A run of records
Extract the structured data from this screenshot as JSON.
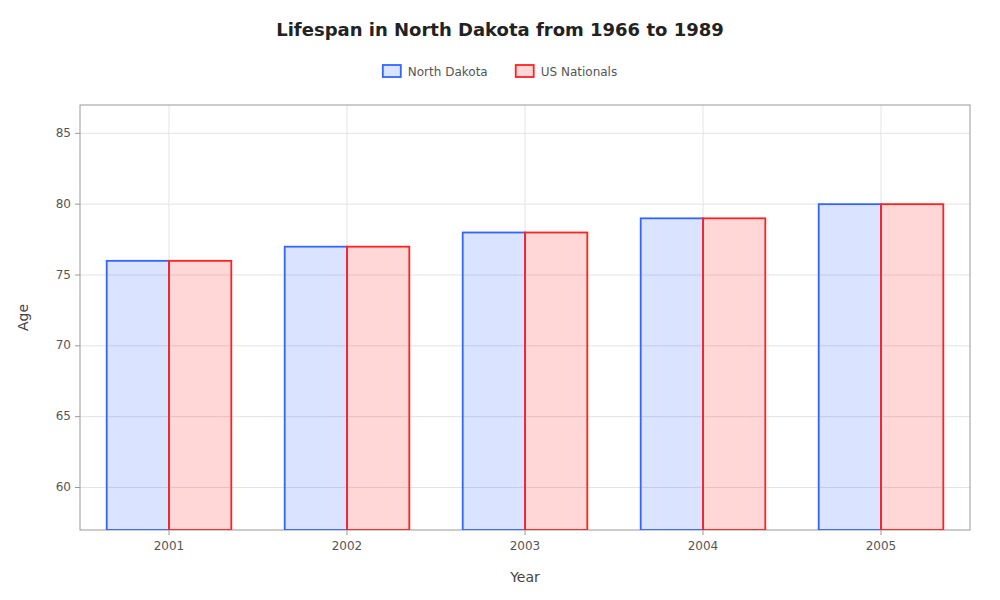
{
  "chart_data": {
    "type": "bar",
    "title": "Lifespan in North Dakota from 1966 to 1989",
    "x_label": "Year",
    "y_label": "Age",
    "categories": [
      "2001",
      "2002",
      "2003",
      "2004",
      "2005"
    ],
    "series": [
      {
        "name": "North Dakota",
        "color": "#3366ff",
        "values": [
          76,
          77,
          78,
          79,
          80
        ]
      },
      {
        "name": "US Nationals",
        "color": "#ff2222",
        "values": [
          76,
          77,
          78,
          79,
          80
        ]
      }
    ],
    "ylim": [
      57,
      87
    ],
    "yticks": [
      60,
      65,
      70,
      75,
      80,
      85
    ],
    "grid": true,
    "legend": "top"
  }
}
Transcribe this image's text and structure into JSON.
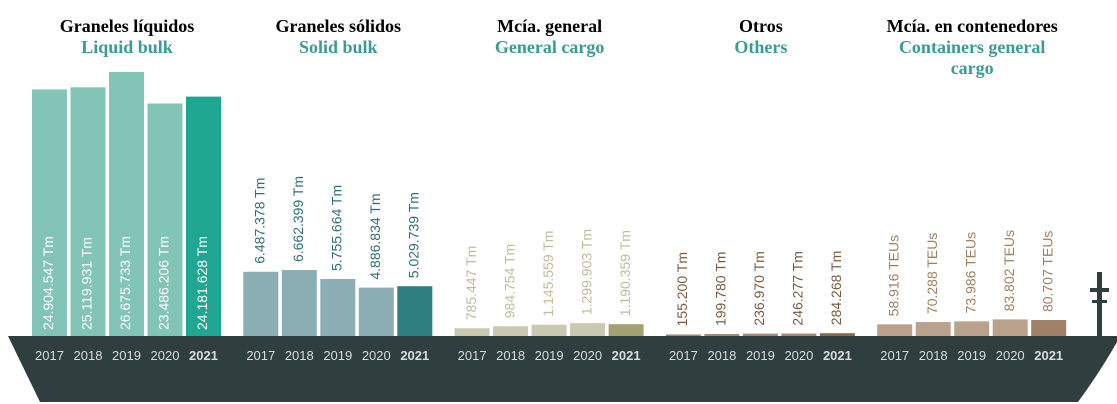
{
  "chart_data": [
    {
      "type": "bar",
      "title": "Graneles líquidos",
      "subtitle": "Liquid bulk",
      "categories": [
        "2017",
        "2018",
        "2019",
        "2020",
        "2021"
      ],
      "values": [
        24904547,
        25119931,
        26675733,
        23486206,
        24181628
      ],
      "value_labels": [
        "24.904.547 Tm",
        "25.119.931 Tm",
        "26.675.733 Tm",
        "23.486.206 Tm",
        "24.181.628 Tm"
      ],
      "color": "#82c4b6",
      "highlight_color": "#1fa791",
      "label_color": "#ffffff",
      "label_inside": true,
      "ylim": [
        0,
        30000000
      ]
    },
    {
      "type": "bar",
      "title": "Graneles sólidos",
      "subtitle": "Solid bulk",
      "categories": [
        "2017",
        "2018",
        "2019",
        "2020",
        "2021"
      ],
      "values": [
        6487378,
        6662399,
        5755664,
        4886834,
        5029739
      ],
      "value_labels": [
        "6.487.378 Tm",
        "6.662.399 Tm",
        "5.755.664 Tm",
        "4.886.834 Tm",
        "5.029.739 Tm"
      ],
      "color": "#8aaeb3",
      "highlight_color": "#2e7f80",
      "label_color": "#2e6f78",
      "label_inside": false,
      "ylim": [
        0,
        30000000
      ]
    },
    {
      "type": "bar",
      "title": "Mcía. general",
      "subtitle": "General cargo",
      "categories": [
        "2017",
        "2018",
        "2019",
        "2020",
        "2021"
      ],
      "values": [
        785447,
        984754,
        1145559,
        1299903,
        1190359
      ],
      "value_labels": [
        "785.447 Tm",
        "984.754 Tm",
        "1.145.559 Tm",
        "1.299.903 Tm",
        "1.190.359 Tm"
      ],
      "color": "#c9c9b0",
      "highlight_color": "#a3a072",
      "label_color": "#bdbd9c",
      "label_inside": false,
      "ylim": [
        0,
        30000000
      ]
    },
    {
      "type": "bar",
      "title": "Otros",
      "subtitle": "Others",
      "categories": [
        "2017",
        "2018",
        "2019",
        "2020",
        "2021"
      ],
      "values": [
        155200,
        199780,
        236970,
        246277,
        284268
      ],
      "value_labels": [
        "155.200 Tm",
        "199.780 Tm",
        "236.970 Tm",
        "246.277 Tm",
        "284.268 Tm"
      ],
      "color": "#a8876e",
      "highlight_color": "#8a6a4d",
      "label_color": "#7a5a40",
      "label_inside": false,
      "ylim": [
        0,
        30000000
      ]
    },
    {
      "type": "bar",
      "title": "Mcía. en contenedores",
      "subtitle": "Containers general cargo",
      "categories": [
        "2017",
        "2018",
        "2019",
        "2020",
        "2021"
      ],
      "values": [
        58916,
        70288,
        73986,
        83802,
        80707
      ],
      "value_labels": [
        "58.916 TEUs",
        "70.288 TEUs",
        "73.986 TEUs",
        "83.802 TEUs",
        "80.707 TEUs"
      ],
      "color": "#b9a18b",
      "highlight_color": "#a08066",
      "label_color": "#a0805f",
      "label_inside": false,
      "ylim": [
        0,
        1500000
      ]
    }
  ]
}
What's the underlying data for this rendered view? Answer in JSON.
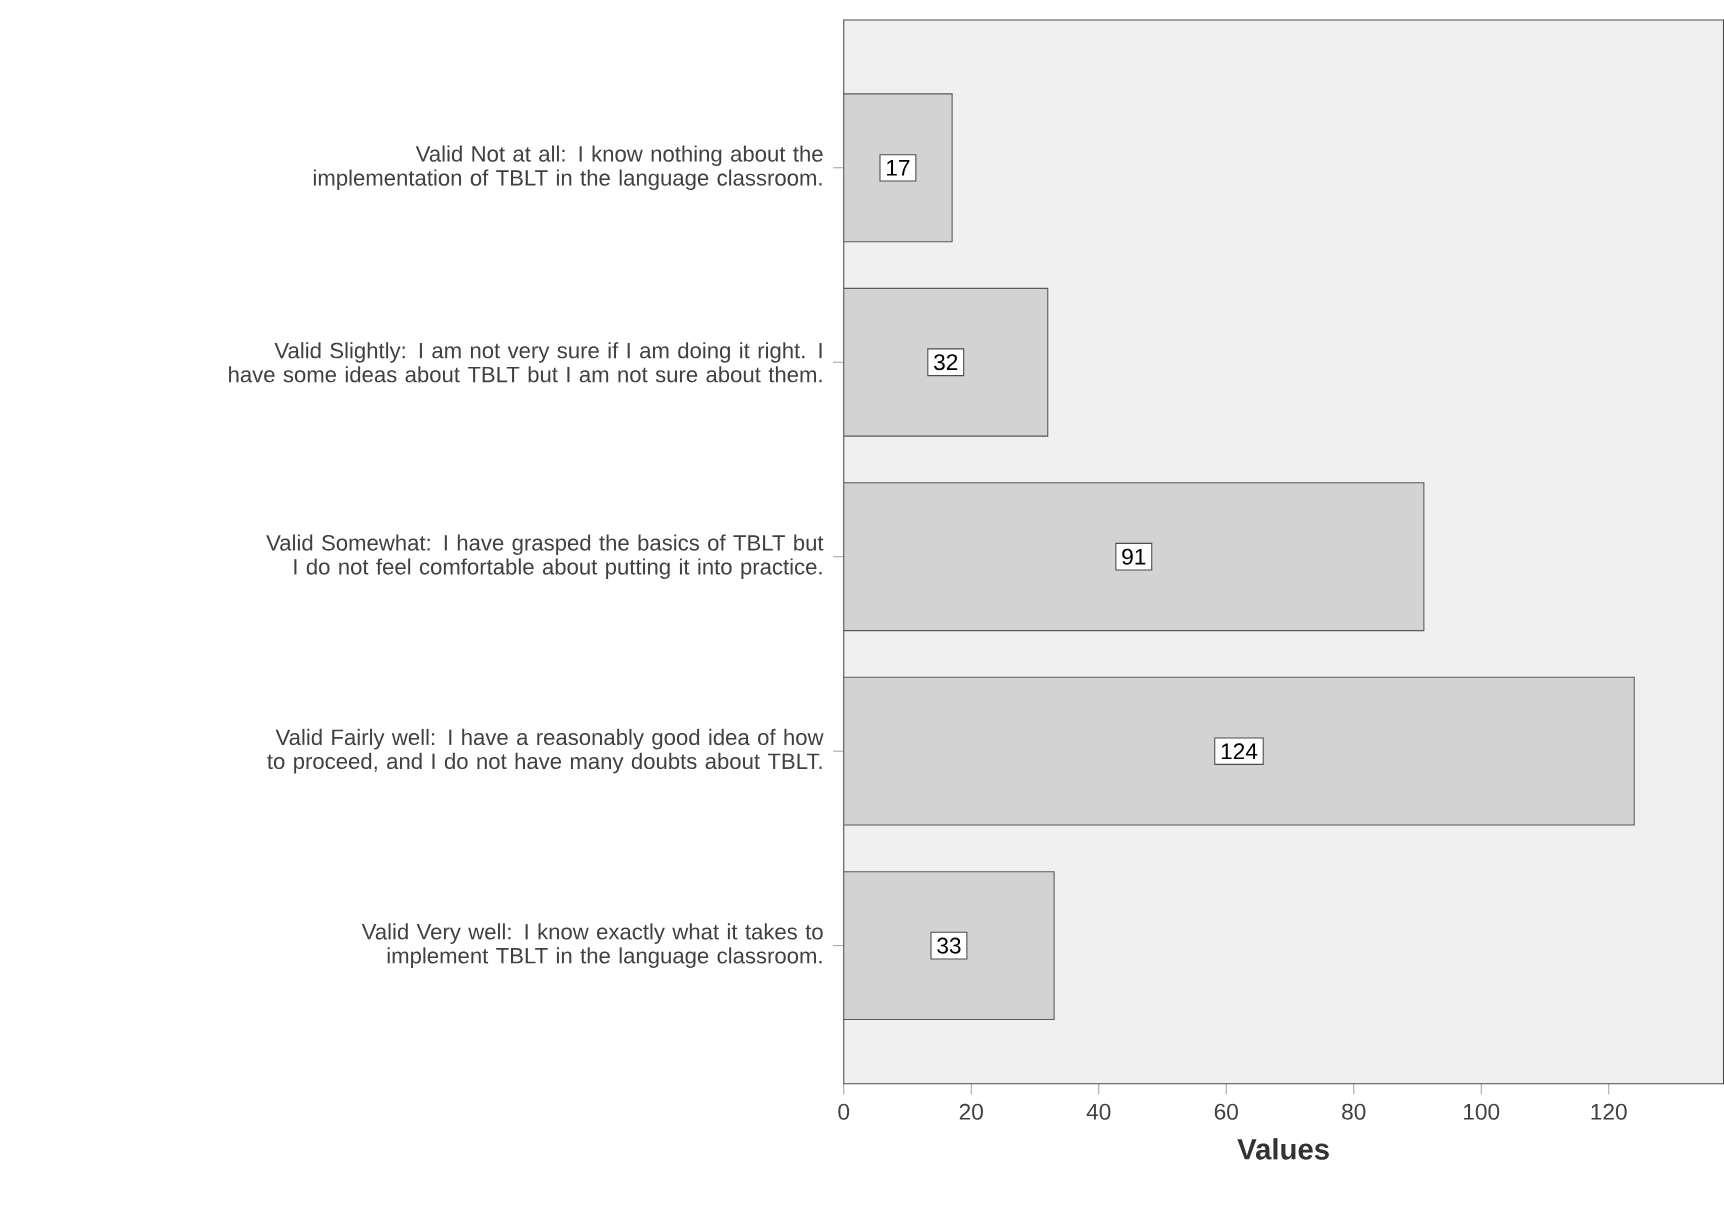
{
  "chart_data": {
    "type": "bar",
    "orientation": "horizontal",
    "categories": [
      "Valid Not at all: I know nothing about the implementation of TBLT in the language classroom.",
      "Valid Slightly: I am not very sure if I am doing it right. I have some ideas about TBLT but I am not sure about them.",
      "Valid Somewhat: I have grasped the basics of TBLT but I do not feel comfortable about putting it into practice.",
      "Valid Fairly well: I have a reasonably good idea of how to proceed, and I do not have many doubts about TBLT.",
      "Valid Very well: I know exactly what it takes to implement TBLT in the language classroom."
    ],
    "values": [
      17,
      32,
      91,
      124,
      33
    ],
    "value_labels": [
      "17",
      "32",
      "91",
      "124",
      "33"
    ],
    "color": "#d3d3d3",
    "xlabel": "Values",
    "xlim": [
      0,
      138
    ],
    "xticks": [
      0,
      20,
      40,
      60,
      80,
      100,
      120
    ]
  }
}
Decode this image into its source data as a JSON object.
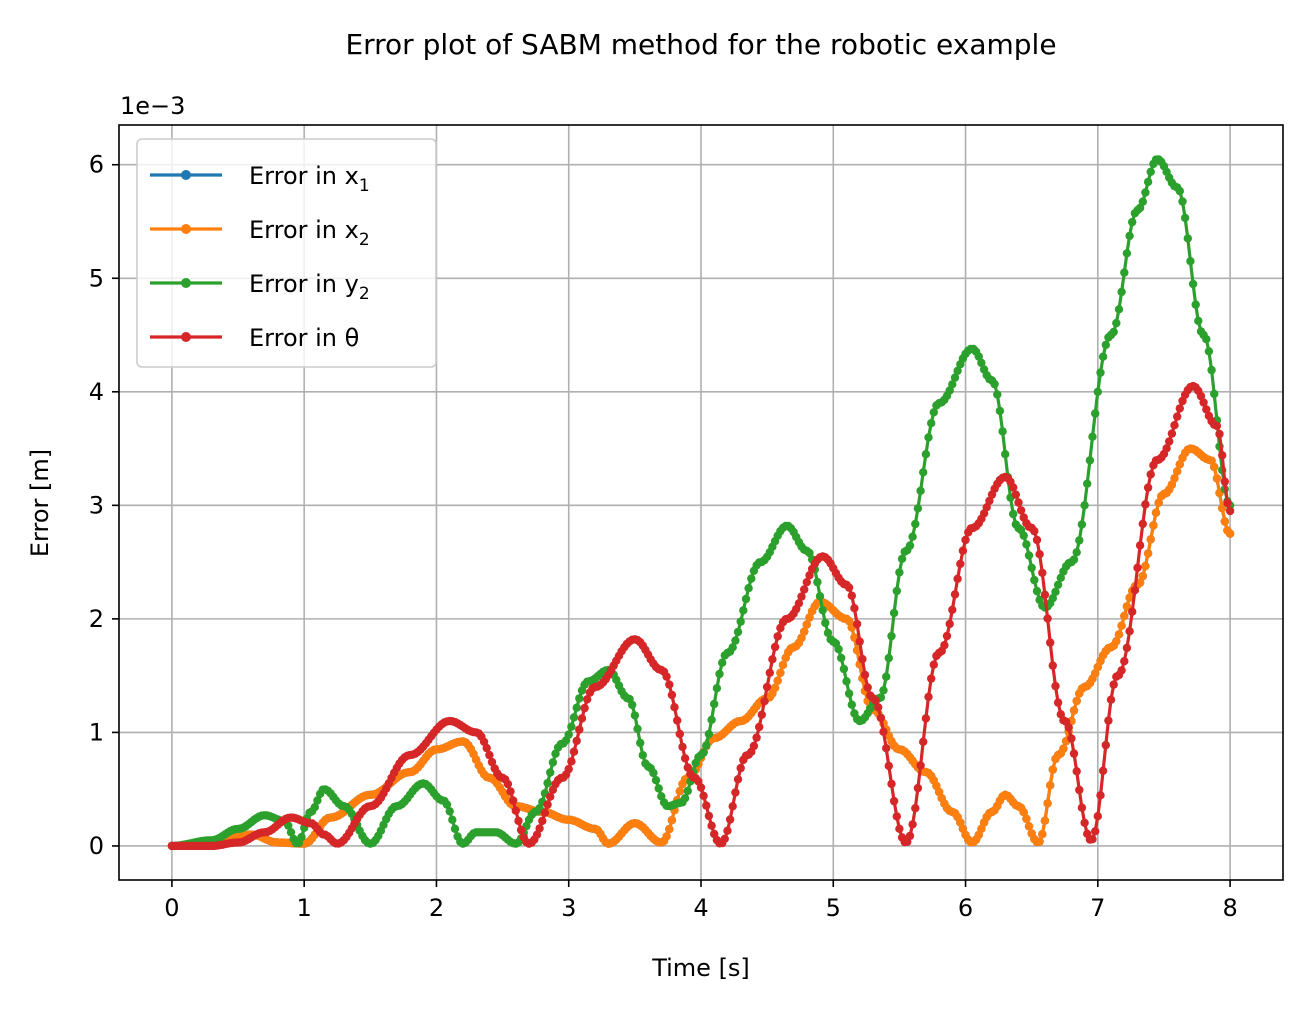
{
  "chart_data": {
    "type": "line",
    "title": "Error plot of SABM method for the robotic example",
    "xlabel": "Time [s]",
    "ylabel": "Error [m]",
    "y_offset_text": "1e−3",
    "xlim": [
      -0.4,
      8.4
    ],
    "ylim": [
      -0.3,
      6.35
    ],
    "xticks": [
      0,
      1,
      2,
      3,
      4,
      5,
      6,
      7,
      8
    ],
    "xtick_labels": [
      "0",
      "1",
      "2",
      "3",
      "4",
      "5",
      "6",
      "7",
      "8"
    ],
    "yticks": [
      0,
      1,
      2,
      3,
      4,
      5,
      6
    ],
    "ytick_labels": [
      "0",
      "1",
      "2",
      "3",
      "4",
      "5",
      "6"
    ],
    "grid": true,
    "legend_position": "upper-left",
    "series": [
      {
        "name": "Error in x",
        "subscript": "1",
        "color": "#1f77b4",
        "x": [
          0,
          0.3,
          0.6,
          0.8,
          1.0,
          1.2,
          1.5,
          1.8,
          2.0,
          2.2,
          2.4,
          2.6,
          2.8,
          3.0,
          3.2,
          3.3,
          3.5,
          3.7,
          3.9,
          4.1,
          4.3,
          4.5,
          4.7,
          4.9,
          5.1,
          5.3,
          5.5,
          5.7,
          5.9,
          6.05,
          6.2,
          6.3,
          6.4,
          6.55,
          6.7,
          6.9,
          7.1,
          7.3,
          7.5,
          7.7,
          7.85,
          8.0
        ],
        "values": [
          0,
          0.03,
          0.1,
          0.03,
          0.02,
          0.25,
          0.45,
          0.65,
          0.85,
          0.92,
          0.6,
          0.35,
          0.3,
          0.23,
          0.15,
          0.02,
          0.2,
          0.03,
          0.6,
          0.95,
          1.1,
          1.3,
          1.75,
          2.15,
          2.0,
          1.2,
          0.85,
          0.65,
          0.3,
          0.03,
          0.3,
          0.45,
          0.35,
          0.03,
          0.8,
          1.4,
          1.75,
          2.3,
          3.1,
          3.5,
          3.4,
          2.75
        ]
      },
      {
        "name": "Error in x",
        "subscript": "2",
        "color": "#ff7f0e",
        "x": [
          0,
          0.3,
          0.6,
          0.8,
          1.0,
          1.2,
          1.5,
          1.8,
          2.0,
          2.2,
          2.4,
          2.6,
          2.8,
          3.0,
          3.2,
          3.3,
          3.5,
          3.7,
          3.9,
          4.1,
          4.3,
          4.5,
          4.7,
          4.9,
          5.1,
          5.3,
          5.5,
          5.7,
          5.9,
          6.05,
          6.2,
          6.3,
          6.4,
          6.55,
          6.7,
          6.9,
          7.1,
          7.3,
          7.5,
          7.7,
          7.85,
          8.0
        ],
        "values": [
          0,
          0.03,
          0.1,
          0.03,
          0.02,
          0.25,
          0.45,
          0.65,
          0.85,
          0.92,
          0.6,
          0.35,
          0.3,
          0.23,
          0.15,
          0.02,
          0.2,
          0.03,
          0.6,
          0.95,
          1.1,
          1.3,
          1.75,
          2.15,
          2.0,
          1.2,
          0.85,
          0.65,
          0.3,
          0.03,
          0.3,
          0.45,
          0.35,
          0.03,
          0.8,
          1.4,
          1.75,
          2.3,
          3.1,
          3.5,
          3.4,
          2.75
        ]
      },
      {
        "name": "Error in y",
        "subscript": "2",
        "color": "#2ca02c",
        "x": [
          0,
          0.3,
          0.5,
          0.7,
          0.85,
          0.95,
          1.05,
          1.15,
          1.3,
          1.5,
          1.7,
          1.9,
          2.05,
          2.2,
          2.3,
          2.45,
          2.6,
          2.75,
          2.95,
          3.15,
          3.3,
          3.45,
          3.6,
          3.75,
          3.85,
          4.0,
          4.2,
          4.45,
          4.65,
          4.8,
          5.0,
          5.2,
          5.35,
          5.55,
          5.8,
          6.05,
          6.2,
          6.4,
          6.6,
          6.8,
          7.1,
          7.3,
          7.45,
          7.6,
          7.8,
          8.0
        ],
        "values": [
          0,
          0.05,
          0.15,
          0.27,
          0.22,
          0.02,
          0.3,
          0.5,
          0.35,
          0.02,
          0.35,
          0.55,
          0.4,
          0.02,
          0.12,
          0.12,
          0.02,
          0.3,
          0.9,
          1.45,
          1.55,
          1.3,
          0.7,
          0.35,
          0.38,
          0.8,
          1.7,
          2.5,
          2.82,
          2.6,
          1.8,
          1.1,
          1.3,
          2.6,
          3.9,
          4.38,
          4.1,
          2.8,
          2.1,
          2.5,
          4.5,
          5.6,
          6.05,
          5.8,
          4.5,
          3.0
        ]
      },
      {
        "name": "Error in θ",
        "subscript": "",
        "color": "#d62728",
        "x": [
          0,
          0.3,
          0.5,
          0.7,
          0.9,
          1.05,
          1.15,
          1.25,
          1.5,
          1.8,
          2.1,
          2.3,
          2.5,
          2.7,
          2.95,
          3.2,
          3.5,
          3.7,
          3.95,
          4.15,
          4.35,
          4.65,
          4.92,
          5.1,
          5.3,
          5.55,
          5.8,
          6.05,
          6.3,
          6.5,
          6.75,
          6.95,
          7.15,
          7.45,
          7.72,
          7.9,
          8.0
        ],
        "values": [
          0,
          0.0,
          0.03,
          0.12,
          0.25,
          0.2,
          0.1,
          0.02,
          0.35,
          0.8,
          1.1,
          1.0,
          0.6,
          0.02,
          0.6,
          1.4,
          1.82,
          1.55,
          0.6,
          0.02,
          0.8,
          2.0,
          2.55,
          2.3,
          1.3,
          0.03,
          1.7,
          2.8,
          3.25,
          2.8,
          1.1,
          0.05,
          1.5,
          3.4,
          4.05,
          3.7,
          2.95
        ]
      }
    ]
  }
}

GIVEN EXERCISE
Report how many lines in this data include the string "TEUs", and nothing else.

REPLY TO THE EXERCISE
5